* **Supplied data**:
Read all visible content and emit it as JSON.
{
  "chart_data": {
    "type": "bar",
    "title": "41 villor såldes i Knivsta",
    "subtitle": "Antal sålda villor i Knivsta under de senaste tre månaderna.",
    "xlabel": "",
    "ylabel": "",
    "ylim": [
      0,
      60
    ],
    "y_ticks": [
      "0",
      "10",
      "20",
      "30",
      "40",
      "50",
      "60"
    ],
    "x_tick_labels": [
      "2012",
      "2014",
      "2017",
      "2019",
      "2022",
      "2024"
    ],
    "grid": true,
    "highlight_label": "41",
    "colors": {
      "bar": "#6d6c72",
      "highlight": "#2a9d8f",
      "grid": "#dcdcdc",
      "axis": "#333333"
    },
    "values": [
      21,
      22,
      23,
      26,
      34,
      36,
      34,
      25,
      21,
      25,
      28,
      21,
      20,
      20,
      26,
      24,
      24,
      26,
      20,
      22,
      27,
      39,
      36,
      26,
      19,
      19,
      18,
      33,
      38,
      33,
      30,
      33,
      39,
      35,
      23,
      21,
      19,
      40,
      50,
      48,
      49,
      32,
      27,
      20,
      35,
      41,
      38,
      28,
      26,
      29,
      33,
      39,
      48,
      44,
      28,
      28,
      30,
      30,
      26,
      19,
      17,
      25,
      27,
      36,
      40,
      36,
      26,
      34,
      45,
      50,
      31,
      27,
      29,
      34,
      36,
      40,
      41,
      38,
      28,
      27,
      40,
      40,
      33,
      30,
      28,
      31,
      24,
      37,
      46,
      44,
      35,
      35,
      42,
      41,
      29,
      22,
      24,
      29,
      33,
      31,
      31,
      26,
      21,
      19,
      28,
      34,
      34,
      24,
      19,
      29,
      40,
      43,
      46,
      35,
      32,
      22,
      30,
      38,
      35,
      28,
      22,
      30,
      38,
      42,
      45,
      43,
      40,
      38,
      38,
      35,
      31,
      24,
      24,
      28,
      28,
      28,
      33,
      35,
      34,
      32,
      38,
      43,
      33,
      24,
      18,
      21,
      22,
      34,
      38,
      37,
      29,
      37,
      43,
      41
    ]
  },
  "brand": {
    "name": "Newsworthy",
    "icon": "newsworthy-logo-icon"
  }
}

* **Brief**:
Tally the lines above that contain the word "Knivsta", and reply with only the number.

* **The completed task**:
2